* [Passage provided]

Bucky Balls: Yesterday evening the BBC announced that on 10th December 1996 a group of people were to receive a Nobel Prize for the discovery of Carbon-60 -- a third form of carbon, structurally more complex than graphite or diamond. The special characteristic of this new form is that it is a molecule of 60 carbon atoms forming a hollow sphere. Named as "fullerenes", such molecules are also nicknamed "bucky balls" -- in each case after architect R. Buckminster Fuller who studied and developed such structures, notably in the form of geodesic domes. Since the discovery of bucky balls, chemists and physicists have engaged in extensive study of what amounts to a new branch of chemistry ans of materials with unique super-conducting properties..
These musings are neither a celebration of Fuller, nor of the recipients of the Nobel Prize. Rather they are a celebration of the secrets that may remain to be discovered through such structural patterns.
Whether at the architectural or the molecular level, the possibility and significance of such structures were long denied. Research continues into their significance in clarifying certain unexplained astronomical phenomena. But these extremes only serve to highlight the relevance of such structures in the case of material phenomena.
Psychosocial implications?: However the breakthrough in structural thinking suggests that equivalent breathroughs may be possible in human scale phenomena -- and especially in the understanding of psycho-social structures, including communities and groups in dialogue.
But if such structures remain to be discovered in psycho-social phenomena, how would evidence for them appear to us before their discovery? Presumably we would be conscious of bits and pieces, but not be able to understand how they formed a whole -- and the meaning of that whole would be especially unclear to us.
So what do we have in the way of bits and pieces? C-60 is made up of carbon atoms in 12 pentagonal and 20 hexagonal rings -- each carbon atom being bonded to three others (with one valency left free). Much symbolism is attached to pentagons in the psycho-social realms. Some is attached to hexagons -- the Chinese have even attributed great significance to "hexagrams" as in the I Ching. Indeed it is the Chinese who have built a vast system on the theory of 5 elements. But in C-60, five hexagons are configured around each pentagon. This forces the hexagons to curve into a bowl shape rather than lying flat (as in the case of graphite sheets ofhexagonal rings).

* [Dataset records]
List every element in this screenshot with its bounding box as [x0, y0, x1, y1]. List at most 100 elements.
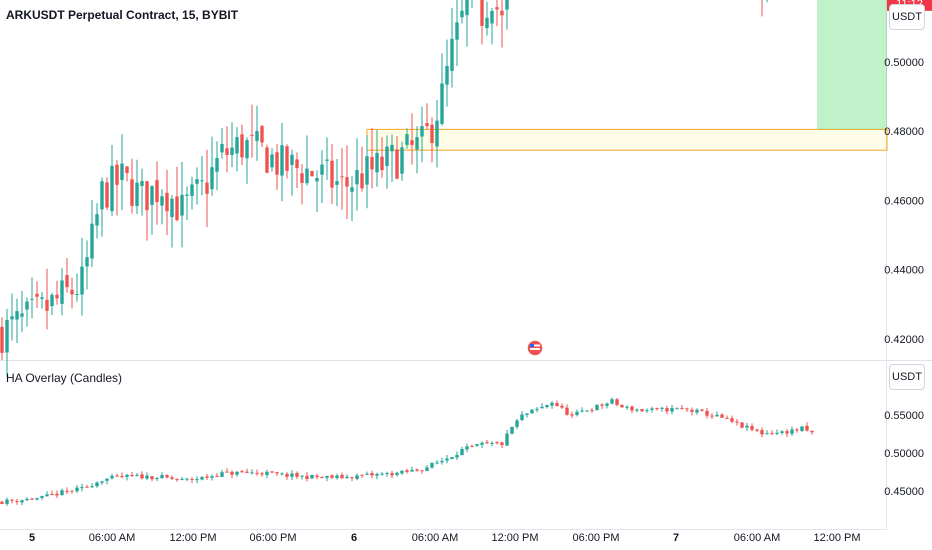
ha-price-axis[interactable]: 0.45000 0.50000 0.55000	[884, 410, 924, 498]
ha-candle	[785, 431, 789, 434]
flag-icon[interactable]	[526, 339, 544, 357]
ha-candle	[355, 475, 359, 479]
ha-candle	[540, 406, 544, 409]
ha-candle	[550, 402, 554, 406]
ha-candle	[145, 475, 149, 479]
ha-candle	[795, 429, 799, 431]
ha-candle	[140, 474, 144, 479]
price-candle	[215, 157, 219, 172]
ha-candle	[580, 410, 584, 412]
chart-title: ARKUSDT Perpetual Contract, 15, BYBIT	[6, 8, 239, 22]
indicator-title: HA Overlay (Candles)	[6, 371, 123, 385]
ha-candle	[485, 442, 489, 444]
price-candle	[290, 154, 294, 165]
price-candle	[190, 184, 194, 196]
price-candle	[445, 65, 449, 85]
price-candle	[265, 147, 269, 173]
ha-candle	[95, 482, 99, 487]
ha-candle	[500, 442, 504, 446]
ha-candle	[615, 399, 619, 405]
ha-price-tick-label: 0.55000	[884, 410, 924, 422]
ha-candle	[725, 418, 729, 420]
ha-candle	[735, 421, 739, 423]
price-candle	[80, 266, 84, 295]
ha-candle	[90, 486, 94, 488]
ha-candle	[415, 469, 419, 471]
take-profit-zone[interactable]	[817, 0, 887, 130]
price-candle	[405, 134, 409, 145]
price-candle	[435, 120, 439, 147]
grid-layer	[0, 0, 932, 530]
currency-button[interactable]: USDT	[889, 4, 925, 30]
price-candle	[135, 182, 139, 207]
ha-candle	[380, 473, 384, 475]
time-tick-label: 06:00 AM	[412, 532, 458, 544]
price-candle	[250, 134, 254, 136]
ha-candle	[290, 473, 294, 477]
price-candle	[145, 181, 149, 211]
time-tick-label: 12:00 PM	[169, 532, 216, 544]
ha-candle	[460, 448, 464, 456]
ha-candle	[0, 501, 4, 504]
ha-candle	[5, 499, 9, 505]
ha-currency-button[interactable]: USDT	[889, 364, 925, 390]
price-candle	[45, 299, 49, 311]
ha-candle	[640, 409, 644, 412]
time-axis[interactable]: 5 06:00 AM 12:00 PM 06:00 PM 6 06:00 AM 12:00 …	[29, 532, 861, 544]
price-candle	[240, 134, 244, 158]
price-candle	[440, 83, 444, 124]
ha-candle	[280, 473, 284, 475]
ha-candle	[760, 430, 764, 435]
price-candle	[185, 194, 189, 196]
support-zone[interactable]	[366, 128, 888, 151]
ha-candle	[690, 409, 694, 412]
ha-candle	[620, 404, 624, 408]
ha-candle	[100, 481, 104, 483]
price-candle	[35, 293, 39, 297]
ha-candle	[395, 472, 399, 475]
ha-candle	[55, 493, 59, 496]
ha-candle	[105, 478, 109, 481]
ha-candles[interactable]	[0, 397, 814, 506]
price-candle	[385, 146, 389, 167]
price-candle	[0, 326, 4, 353]
price-candle	[15, 311, 19, 320]
price-candle	[255, 131, 259, 141]
price-candle	[155, 180, 159, 203]
ha-candle	[200, 477, 204, 480]
price-candle	[450, 38, 454, 71]
price-candle	[340, 176, 344, 178]
ha-candle	[655, 408, 659, 410]
ha-candle	[425, 467, 429, 471]
price-candle	[100, 181, 104, 210]
price-candle	[20, 313, 24, 317]
ha-candle	[730, 418, 734, 422]
ha-candle	[665, 408, 669, 412]
price-axis[interactable]: 0.420000.440000.460000.480000.500000.560…	[884, 0, 924, 346]
ha-candle	[635, 409, 639, 411]
ha-candle	[135, 474, 139, 476]
ha-candle	[185, 478, 189, 480]
price-tick-label: 0.48000	[884, 126, 924, 138]
price-candle	[425, 123, 429, 127]
price-candle	[10, 316, 14, 320]
price-tick-label: 0.46000	[884, 195, 924, 207]
ha-candle	[285, 474, 289, 477]
ha-candle	[440, 460, 444, 463]
ha-candle	[40, 496, 44, 498]
ha-candle	[345, 476, 349, 479]
price-candle	[230, 147, 234, 155]
ha-candle	[720, 414, 724, 418]
price-candles[interactable]	[0, 0, 813, 378]
price-candle	[375, 152, 379, 173]
price-candle	[345, 177, 349, 187]
ha-candle	[560, 405, 564, 408]
ha-candle	[230, 471, 234, 475]
ha-candle	[575, 411, 579, 416]
ha-candle	[680, 408, 684, 410]
ha-candle	[595, 404, 599, 411]
ha-candle	[175, 478, 179, 480]
ha-candle	[715, 414, 719, 417]
price-candle	[315, 178, 319, 182]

* [Short exercise A]
Edit the bucky balls passage: write it out again starting at "Bucky Balls: Yesterday" and ending at "unique super-conducting properties..", with "geodesic domes" changed to "geodesic structures".
* [Short exercise B]
Pick up the bucky balls passage after its last sentence and keep writing it.
The records aren't needed for this.

* [Written response A]
Bucky Balls: Yesterday evening the BBC announced that on 10th December 1996 a group of people were to receive a Nobel Prize for the discovery of Carbon-60 -- a third form of carbon, structurally more complex than graphite or diamond. The special characteristic of this new form is that it is a molecule of 60 carbon atoms forming a hollow sphere. Named as "fullerenes", such molecules are also nicknamed "bucky balls" -- in each case after architect R. Buckminster Fuller who studied and developed such structures, notably in the form of geodesic structures. Since the discovery of bucky balls, chemists and physicists have engaged in extensive study of what amounts to a new branch of chemistry ans of materials with unique super-conducting properties..

* [Written response B]
This bowl-around-a-pentagon requires 20 carbon atoms. But already in psycho-social terms we are stretched to understand what is going on. Small groups have long been known to be stable up to 7 (plus or minus 1) participants. In the bowl configuration, we could think in terms of 6 5-person groups and 5 6-person groups, namely 11 groups clustered together with some common members. Or we could think of the 11 as being one of the favoured sizes for team games -- as in the case of soccer. A game with two teams, two bowls, would only use up 40 of the atoms -- with 20 still to go.
Football and dialogue : Most ironically, those researching C-60 had to be informed by mathematicians that what they were looking for was commonly represented by the stitching of leather patches on a soccer ball -- otherwise known as a truncated icosahedron, one of 12 semi-regular solids.
Maybe the "ball" that gets kicked around between positions in any dialogue -- the topic -- needs to be understood as more complex. It is not just a "point". It is only this complexity that accounts for its resilience and ability to bounce back. Who would want a dialogue with a "ball" that did not bounce, but just stuck where it landed? Would a dialogue then be possible? What is the difference between games with a bouncing and a non-bouncing "ball"? C-60 is remarkable for its resilience. Like a manufactured football, it is a satisfactory approximation to a perfect sphere.
When we observe a soccer game, the ball moves unambiguously all over the field --shifted onwards, or blocked and deflected, by players at different positions. Runs and plays can be watched and remembered as a whole -- but even then with some difficulty. For the game as a whole, the moves of the ball -- and the corresponding positions -- could only be remembered by those with photographic memory, or the mnemonic skills of a particular form of autism. The ball is explicit, whilst the context -- the whole within which it is set -- is implicit. We all have difficulty in understanding what is going on in a dialogue. How come it took people so long to understand the significance of C-60, having been exposed so long to footballs? What is so well known to us in the psycho-social realm that is of similar significance?
Mapping complexity onto a ball in play: Suppose that the level of complexity associated with an ongoing dialogue could be mapped on to something like C-60, assuming that structure has the surprising degree of integrity that it does in nature. It would be a cosmic joke if we were staring at a reflection of the structural dynamics by which we were confused -- a joke with just the right twists to it that give it some probability.
But the way the twist might work is that we, the participants in the dialogue, in some way together constitute the C-60 type arrangement. We are a configuration thatwe cannot grasp -- like confirmed flat-earthers. But, like a resilient football, the configuration is constantly being subjected to (extremely) violent stresses that distort its shape -- although it always tends to revert to the spherical. It would be premature to over-define just what is configured -- we cannot yet get our minds "around" it. We need to be attentive to what happens in a dialogue. What flows where and between what -- like stress flows in any physical structure? What happens to our respective senses of identity? Do they merge and separate as we agree and disagree?
Potentials to be explored?: More important, however, if we cease to observe the ball and instead see how we and our context are reflected in it, we effectively become the ball and the context. But what is it that then moves in the process of the dialogue among us? What does move then mean? Strange too that what we observe in football is the movement of a sphere of emptiness. And what if we are reflected in that sphere? What then is the meaning of that emptiness?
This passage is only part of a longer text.